§ **BAGIAN TEKS**:

Ada kios berukuran 1×1m yang menawarkan jasa pembuatan
cap dan papan nama toko, di luar kiosknya terpampang ‘Biro Iklan’. Ada rumah
kecil yang memberikan pelayanan fotokopi dan agen langganan surat kabar dan majalah.
Semangat wiraswasta telah mengembangkan pemiliknya untuk menerima pesanan
pemasangan iklan dengan harga resmi. Di bawah tulisan terima Fotokopi kini
tertulis ‘Biro Iklan’. Ada sekelompok seniman yang pintar menggambar wanita
cantik dan membuat huruf yang rapih dan artistik. Di muka studionya dipasang
tulisan ‘Biro Iklan’. Ada gedung berlantai banyak, berkarpet tebal, pegawainya
berdasi corak mutakhir, setiap ruangan disejukkan oleh AC dan di luar ada
prasasti kuningan yang dietsa ‘Advertising Agency’. Agar pembicaraan kita hari
ini dapat mencakup sebanyak mungkin kegiatan yang berlangsung di sebuah biro
iklan maka anda semua akan saya ajak untuk berkunjung pada sebuah ‘Full Service
Advertising Agency’.

§ **YANG PERLU DIKERJAKAN**:
A – Dalam teks tentang biro iklan, tulisan apa yang dietsa pada prasasti kuningan di luar gedung berlantai banyak?
B – Tuliskan lanjutan teks tentang biro iklan itu, mulai dari sesudah kalimat terakhirnya.
Daftar di bawah ini tidak perlu dipakai.

§ **CUPLIKAN DATA**:
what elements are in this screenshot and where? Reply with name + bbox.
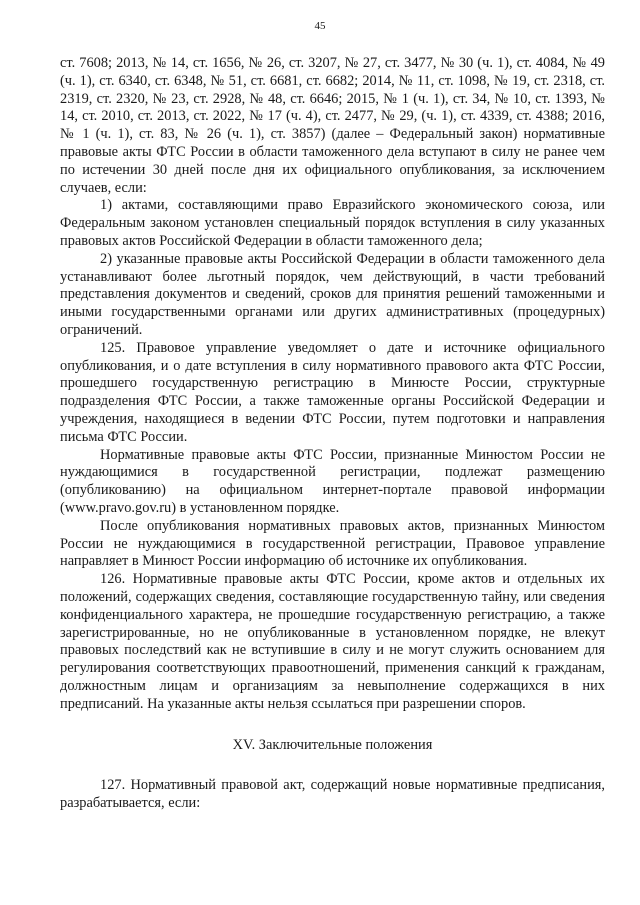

§ **JAWABAN LATIHAN**:
A – ‘Advertising Agency’.

B –
Sebuah biro iklan yang mendukung predikat ini adalah
biro yang mempunyai kapasitas untuk memberi pelayanan di tiga bidang yaitu,
pertama, konsultasi komunikasi pemasaran, kedua pelayanan perencanaan dan
pemesanan media, dan ketiga pelayanan kreatif.
Pelayanan konsultasi pemasaran merupakan barisan
terdepan yang berhadapan langsung dengan fihak pemakai jasa periklanan. Minat
yang disampaikan oleh sebuah perusahaan atau perorangan pada sebuah biro iklan
akan diterima oleh para pakar pemasaran yang mampu berdialog dengan manajer
pemasaran dari perusahaan yang membutuhkan jasa iklan.
Kegiatan awal sebuah proses beriklan lebih sering
merupakan peristiwa ekonomi. Strategi pemasaran, kebijaksanaan harga, pangsa
pasar strategi distribusi, trade relations merupakan pokok-pokok pembicaraan
yang paling hangat pada stadium ini.
Semakin besar skala usaha sebuah biro iklan semakin
besar pula kemampuannya untuk mempekerjakan ahli-ahli dan pakar-pakar pemasaran
yang akan menentukan kualitas hubungan awal dengan para calon pemakai jasa.
Berkembangnya pendidikan ilmu ekonomi telah banyak
memberi dorongan bagi pertumbuhan kualitas perusahaan periklanan di Indonesia.
Kehadiran modal asing dan kegiatan memproduksi barang-barang yang berasal dari
luar negeri telah menghadirkan kegiatan pemasaran global yang dampaknya sangat
menentukan kemampuan para pakar pemasaran di sebuah biro iklan dalam berbicara
pada tingkat pengetahuan pemasaran yang bersifat internasional.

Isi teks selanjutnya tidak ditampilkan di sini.